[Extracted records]

______

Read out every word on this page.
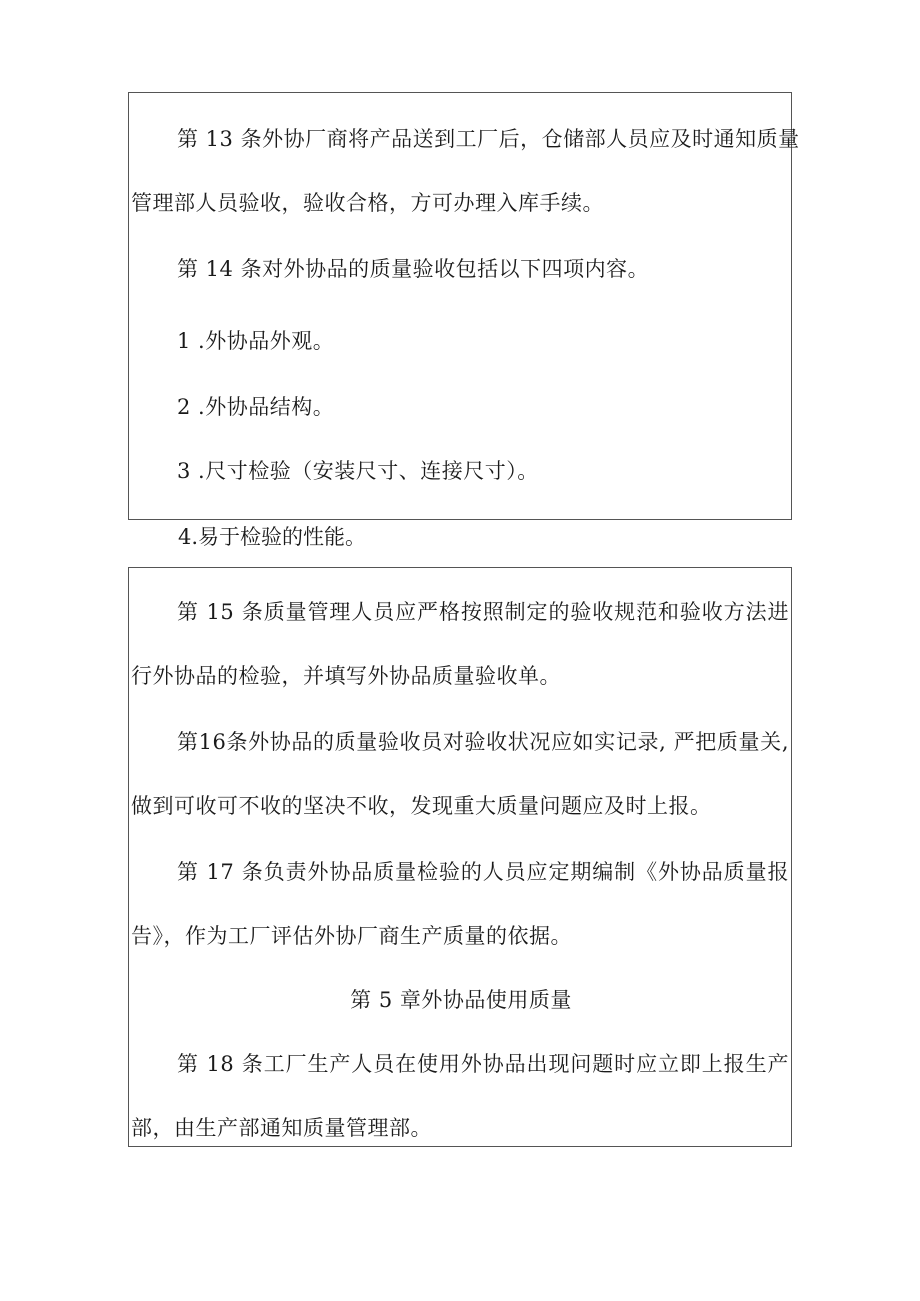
第 13 条外协厂商将产品送到工厂后，仓储部人员应及时通知质量
管理部人员验收，验收合格，方可办理入库手续。
第 14 条对外协品的质量验收包括以下四项内容。
1 .外协品外观。
2 .外协品结构。
3 .尺寸检验（安装尺寸、连接尺寸）。
4.易于检验的性能。
第 15 条质量管理人员应严格按照制定的验收规范和验收方法进
行外协品的检验，并填写外协品质量验收单。
第16条外协品的质量验收员对验收状况应如实记录, 严把质量关,
做到可收可不收的坚决不收，发现重大质量问题应及时上报。
第 17 条负责外协品质量检验的人员应定期编制《外协品质量报
告》，作为工厂评估外协厂商生产质量的依据。
第 5 章外协品使用质量
第 18 条工厂生产人员在使用外协品出现问题时应立即上报生产
部，由生产部通知质量管理部。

______

### GIVEN INSTRUCTION
The material above must be printed exactly, with its pictures left out.

### WORKED ANSWER
Read out every word on this page.
第 13 条外协厂商将产品送到工厂后，仓储部人员应及时通知质量
管理部人员验收，验收合格，方可办理入库手续。
第 14 条对外协品的质量验收包括以下四项内容。
1 .外协品外观。
2 .外协品结构。
3 .尺寸检验（安装尺寸、连接尺寸）。
4.易于检验的性能。
第 15 条质量管理人员应严格按照制定的验收规范和验收方法进
行外协品的检验，并填写外协品质量验收单。
第16条外协品的质量验收员对验收状况应如实记录, 严把质量关,
做到可收可不收的坚决不收，发现重大质量问题应及时上报。
第 17 条负责外协品质量检验的人员应定期编制《外协品质量报
告》，作为工厂评估外协厂商生产质量的依据。
第 5 章外协品使用质量
第 18 条工厂生产人员在使用外协品出现问题时应立即上报生产
部，由生产部通知质量管理部。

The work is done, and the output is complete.